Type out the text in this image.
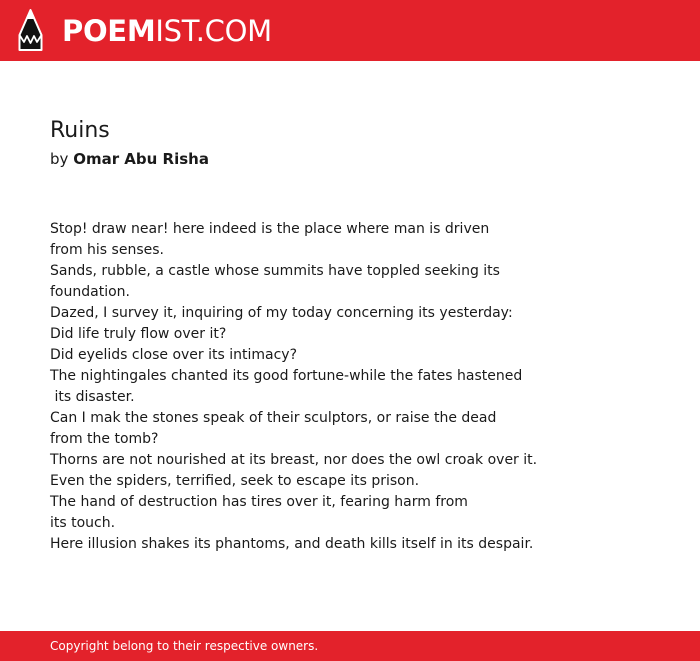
POEMIST.COM
Ruins
by Omar Abu Risha
Stop! draw near! here indeed is the place where man is driven
from his senses.
Sands, rubble, a castle whose summits have toppled seeking its
foundation.
Dazed, I survey it, inquiring of my today concerning its yesterday:
Did life truly flow over it?
Did eyelids close over its intimacy?
The nightingales chanted its good fortune-while the fates hastened
its disaster.
Can I mak the stones speak of their sculptors, or raise the dead
from the tomb?
Thorns are not nourished at its breast, nor does the owl croak over it.
Even the spiders, terrified, seek to escape its prison.
The hand of destruction has tires over it, fearing harm from
its touch.
Here illusion shakes its phantoms, and death kills itself in its despair.
Copyright belong to their respective owners.
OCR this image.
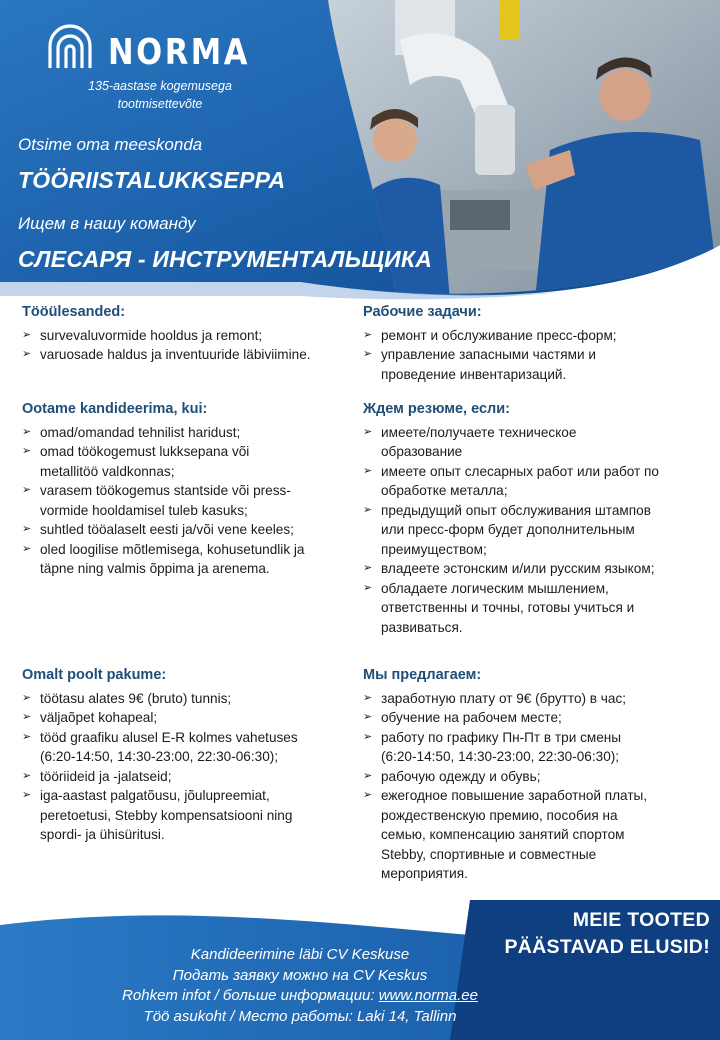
NORMA
135-aastase kogemusega
tootmisettevõte
Otsime oma meeskonda
TÖÖRIISTALUKKSEPPA
Ищем в нашу команду
СЛЕСАРЯ - ИНСТРУМЕНТАЛЬЩИКА
Tööülesanded:
➢ survevaluvormide hooldus ja remont;
➢ varuosade haldus ja inventuuride läbiviimine.
Ootame kandideerima, kui:
➢ omad/omandad tehnilist haridust;
➢ omad töökogemust lukksepana või
metallitöö valdkonnas;
➢ varasem töökogemus stantside või press-
vormide hooldamisel tuleb kasuks;
➢ suhtled tööalaselt eesti ja/või vene keeles;
➢ oled loogilise mõtlemisega, kohusetundlik ja
täpne ning valmis õppima ja arenema.
Omalt poolt pakume:
➢ töötasu alates 9€ (bruto) tunnis;
➢ väljaõpet kohapeal;
➢ tööd graafiku alusel E-R kolmes vahetuses
(6:20-14:50, 14:30-23:00, 22:30-06:30);
➢ tööriideid ja -jalatseid;
➢ iga-aastast palgatõusu, jõulupreemiat,
peretoetusi, Stebby kompensatsiooni ning
spordi- ja ühisüritusi.
Рабочие задачи:
➢ ремонт и обслуживание пресс-форм;
➢ управление запасными частями и
проведение инвентаризаций.
Ждем резюме, если:
➢ имеете/получаете техническое
образование
➢ имеете опыт слесарных работ или работ по
обработке металла;
➢ предыдущий опыт обслуживания штампов
или пресс-форм будет дополнительным
преимуществом;
➢ владеете эстонским и/или русским языком;
➢ обладаете логическим мышлением,
ответственны и точны, готовы учиться и
развиваться.
Мы предлагаем:
➢ заработную плату от 9€ (брутто) в час;
➢ обучение на рабочем месте;
➢ работу по графику Пн-Пт в три смены
(6:20-14:50, 14:30-23:00, 22:30-06:30);
➢ рабочую одежду и обувь;
➢ ежегодное повышение заработной платы,
рождественскую премию, пособия на
семью, компенсацию занятий спортом
Stebby, спортивные и совместные
мероприятия.
Kandideerimine läbi CV Keskuse
Подать заявку можно на CV Keskus
Rohkem infot / больше информации: www.norma.ee
Töö asukoht / Место работы: Laki 14, Tallinn
MEIE TOOTED
PÄÄSTAVAD ELUSID!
****
Copy all the records above exactly, but leave out the pictures.

- THE SOLUTION
Type out the text in this image.
POEMIST.COM
Ruins
by Omar Abu Risha
Stop! draw near! here indeed is the place where man is driven
from his senses.
Sands, rubble, a castle whose summits have toppled seeking its
foundation.
Dazed, I survey it, inquiring of my today concerning its yesterday:
Did life truly flow over it?
Did eyelids close over its intimacy?
The nightingales chanted its good fortune-while the fates hastened
its disaster.
Can I mak the stones speak of their sculptors, or raise the dead
from the tomb?
Thorns are not nourished at its breast, nor does the owl croak over it.
Even the spiders, terrified, seek to escape its prison.
The hand of destruction has tires over it, fearing harm from
its touch.
Here illusion shakes its phantoms, and death kills itself in its despair.
Copyright belong to their respective owners.
OCR this image.
NORMA
135-aastase kogemusega
tootmisettevõte
Otsime oma meeskonda
TÖÖRIISTALUKKSEPPA
Ищем в нашу команду
СЛЕСАРЯ - ИНСТРУМЕНТАЛЬЩИКА
Tööülesanded:
➢ survevaluvormide hooldus ja remont;
➢ varuosade haldus ja inventuuride läbiviimine.
Ootame kandideerima, kui:
➢ omad/omandad tehnilist haridust;
➢ omad töökogemust lukksepana või
metallitöö valdkonnas;
➢ varasem töökogemus stantside või press-
vormide hooldamisel tuleb kasuks;
➢ suhtled tööalaselt eesti ja/või vene keeles;
➢ oled loogilise mõtlemisega, kohusetundlik ja
täpne ning valmis õppima ja arenema.
Omalt poolt pakume:
➢ töötasu alates 9€ (bruto) tunnis;
➢ väljaõpet kohapeal;
➢ tööd graafiku alusel E-R kolmes vahetuses
(6:20-14:50, 14:30-23:00, 22:30-06:30);
➢ tööriideid ja -jalatseid;
➢ iga-aastast palgatõusu, jõulupreemiat,
peretoetusi, Stebby kompensatsiooni ning
spordi- ja ühisüritusi.
Рабочие задачи:
➢ ремонт и обслуживание пресс-форм;
➢ управление запасными частями и
проведение инвентаризаций.
Ждем резюме, если:
➢ имеете/получаете техническое
образование
➢ имеете опыт слесарных работ или работ по
обработке металла;
➢ предыдущий опыт обслуживания штампов
или пресс-форм будет дополнительным
преимуществом;
➢ владеете эстонским и/или русским языком;
➢ обладаете логическим мышлением,
ответственны и точны, готовы учиться и
развиваться.
Мы предлагаем:
➢ заработную плату от 9€ (брутто) в час;
➢ обучение на рабочем месте;
➢ работу по графику Пн-Пт в три смены
(6:20-14:50, 14:30-23:00, 22:30-06:30);
➢ рабочую одежду и обувь;
➢ ежегодное повышение заработной платы,
рождественскую премию, пособия на
семью, компенсацию занятий спортом
Stebby, спортивные и совместные
мероприятия.
Kandideerimine läbi CV Keskuse
Подать заявку можно на CV Keskus
Rohkem infot / больше информации: www.norma.ee
Töö asukoht / Место работы: Laki 14, Tallinn
MEIE TOOTED
PÄÄSTAVAD ELUSID!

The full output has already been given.